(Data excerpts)
>> Begin
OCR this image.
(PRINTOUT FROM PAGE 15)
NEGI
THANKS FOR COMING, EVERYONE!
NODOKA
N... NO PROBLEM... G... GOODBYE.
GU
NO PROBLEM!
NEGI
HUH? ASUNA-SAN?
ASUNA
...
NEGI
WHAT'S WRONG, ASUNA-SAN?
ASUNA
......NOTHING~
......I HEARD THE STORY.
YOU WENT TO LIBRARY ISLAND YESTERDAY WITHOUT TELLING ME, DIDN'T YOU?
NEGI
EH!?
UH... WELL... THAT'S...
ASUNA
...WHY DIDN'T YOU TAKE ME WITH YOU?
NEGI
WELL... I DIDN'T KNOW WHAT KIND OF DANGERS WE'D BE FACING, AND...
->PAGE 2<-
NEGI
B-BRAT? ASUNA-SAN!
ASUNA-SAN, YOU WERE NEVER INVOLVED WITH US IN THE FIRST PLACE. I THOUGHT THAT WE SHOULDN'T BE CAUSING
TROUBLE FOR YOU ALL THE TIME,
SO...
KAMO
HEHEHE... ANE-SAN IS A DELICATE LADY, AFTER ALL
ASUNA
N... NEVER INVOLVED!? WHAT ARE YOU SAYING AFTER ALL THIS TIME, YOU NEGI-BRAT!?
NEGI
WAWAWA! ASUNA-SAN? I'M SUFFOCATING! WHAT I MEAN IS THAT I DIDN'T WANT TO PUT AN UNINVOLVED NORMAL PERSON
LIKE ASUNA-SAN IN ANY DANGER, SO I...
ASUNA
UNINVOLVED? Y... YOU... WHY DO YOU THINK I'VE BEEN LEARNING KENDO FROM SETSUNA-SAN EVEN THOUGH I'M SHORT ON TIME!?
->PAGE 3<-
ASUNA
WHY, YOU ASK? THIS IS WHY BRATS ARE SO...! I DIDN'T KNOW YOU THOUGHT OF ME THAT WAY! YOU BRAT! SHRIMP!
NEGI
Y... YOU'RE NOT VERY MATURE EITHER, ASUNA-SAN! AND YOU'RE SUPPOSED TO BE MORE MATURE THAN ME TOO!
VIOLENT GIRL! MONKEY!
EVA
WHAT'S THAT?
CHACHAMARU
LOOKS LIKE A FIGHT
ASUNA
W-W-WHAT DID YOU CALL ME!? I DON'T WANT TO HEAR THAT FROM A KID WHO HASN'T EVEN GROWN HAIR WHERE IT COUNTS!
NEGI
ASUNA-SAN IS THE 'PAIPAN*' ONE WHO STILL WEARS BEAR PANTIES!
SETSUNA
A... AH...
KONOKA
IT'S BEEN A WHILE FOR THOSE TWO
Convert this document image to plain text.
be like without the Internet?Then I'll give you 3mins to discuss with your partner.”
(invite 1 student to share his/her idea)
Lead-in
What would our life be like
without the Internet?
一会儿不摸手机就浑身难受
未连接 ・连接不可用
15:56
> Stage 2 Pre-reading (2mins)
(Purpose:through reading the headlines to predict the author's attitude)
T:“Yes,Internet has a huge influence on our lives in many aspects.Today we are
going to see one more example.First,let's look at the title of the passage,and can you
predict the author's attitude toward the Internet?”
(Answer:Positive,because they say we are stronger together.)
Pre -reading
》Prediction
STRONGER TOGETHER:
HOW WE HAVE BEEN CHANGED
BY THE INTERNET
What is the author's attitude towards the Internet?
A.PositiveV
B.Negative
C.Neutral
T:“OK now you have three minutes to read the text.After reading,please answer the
>> End
**What is needed:** Your task is to transcribe the material exactly.

**Answer to this task:**
OCR this image.
(PRINTOUT FROM PAGE 15)
NEGI
THANKS FOR COMING, EVERYONE!
NODOKA
N... NO PROBLEM... G... GOODBYE.
GU
NO PROBLEM!
NEGI
HUH? ASUNA-SAN?
ASUNA
...
NEGI
WHAT'S WRONG, ASUNA-SAN?
ASUNA
......NOTHING~
......I HEARD THE STORY.
YOU WENT TO LIBRARY ISLAND YESTERDAY WITHOUT TELLING ME, DIDN'T YOU?
NEGI
EH!?
UH... WELL... THAT'S...
ASUNA
...WHY DIDN'T YOU TAKE ME WITH YOU?
NEGI
WELL... I DIDN'T KNOW WHAT KIND OF DANGERS WE'D BE FACING, AND...
->PAGE 2<-
NEGI
B-BRAT? ASUNA-SAN!
ASUNA-SAN, YOU WERE NEVER INVOLVED WITH US IN THE FIRST PLACE. I THOUGHT THAT WE SHOULDN'T BE CAUSING
TROUBLE FOR YOU ALL THE TIME,
SO...
KAMO
HEHEHE... ANE-SAN IS A DELICATE LADY, AFTER ALL
ASUNA
N... NEVER INVOLVED!? WHAT ARE YOU SAYING AFTER ALL THIS TIME, YOU NEGI-BRAT!?
NEGI
WAWAWA! ASUNA-SAN? I'M SUFFOCATING! WHAT I MEAN IS THAT I DIDN'T WANT TO PUT AN UNINVOLVED NORMAL PERSON
LIKE ASUNA-SAN IN ANY DANGER, SO I...
ASUNA
UNINVOLVED? Y... YOU... WHY DO YOU THINK I'VE BEEN LEARNING KENDO FROM SETSUNA-SAN EVEN THOUGH I'M SHORT ON TIME!?
->PAGE 3<-
ASUNA
WHY, YOU ASK? THIS IS WHY BRATS ARE SO...! I DIDN'T KNOW YOU THOUGHT OF ME THAT WAY! YOU BRAT! SHRIMP!
NEGI
Y... YOU'RE NOT VERY MATURE EITHER, ASUNA-SAN! AND YOU'RE SUPPOSED TO BE MORE MATURE THAN ME TOO!
VIOLENT GIRL! MONKEY!
EVA
WHAT'S THAT?
CHACHAMARU
LOOKS LIKE A FIGHT
ASUNA
W-W-WHAT DID YOU CALL ME!? I DON'T WANT TO HEAR THAT FROM A KID WHO HASN'T EVEN GROWN HAIR WHERE IT COUNTS!
NEGI
ASUNA-SAN IS THE 'PAIPAN*' ONE WHO STILL WEARS BEAR PANTIES!
SETSUNA
A... AH...
KONOKA
IT'S BEEN A WHILE FOR THOSE TWO
Convert this document image to plain text.
be like without the Internet?Then I'll give you 3mins to discuss with your partner.”
(invite 1 student to share his/her idea)
Lead-in
What would our life be like
without the Internet?
一会儿不摸手机就浑身难受
未连接 ・连接不可用
15:56
> Stage 2 Pre-reading (2mins)
(Purpose:through reading the headlines to predict the author's attitude)
T:“Yes,Internet has a huge influence on our lives in many aspects.Today we are
going to see one more example.First,let's look at the title of the passage,and can you
predict the author's attitude toward the Internet?”
(Answer:Positive,because they say we are stronger together.)
Pre -reading
》Prediction
STRONGER TOGETHER:
HOW WE HAVE BEEN CHANGED
BY THE INTERNET
What is the author's attitude towards the Internet?
A.PositiveV
B.Negative
C.Neutral
T:“OK now you have three minutes to read the text.After reading,please answer the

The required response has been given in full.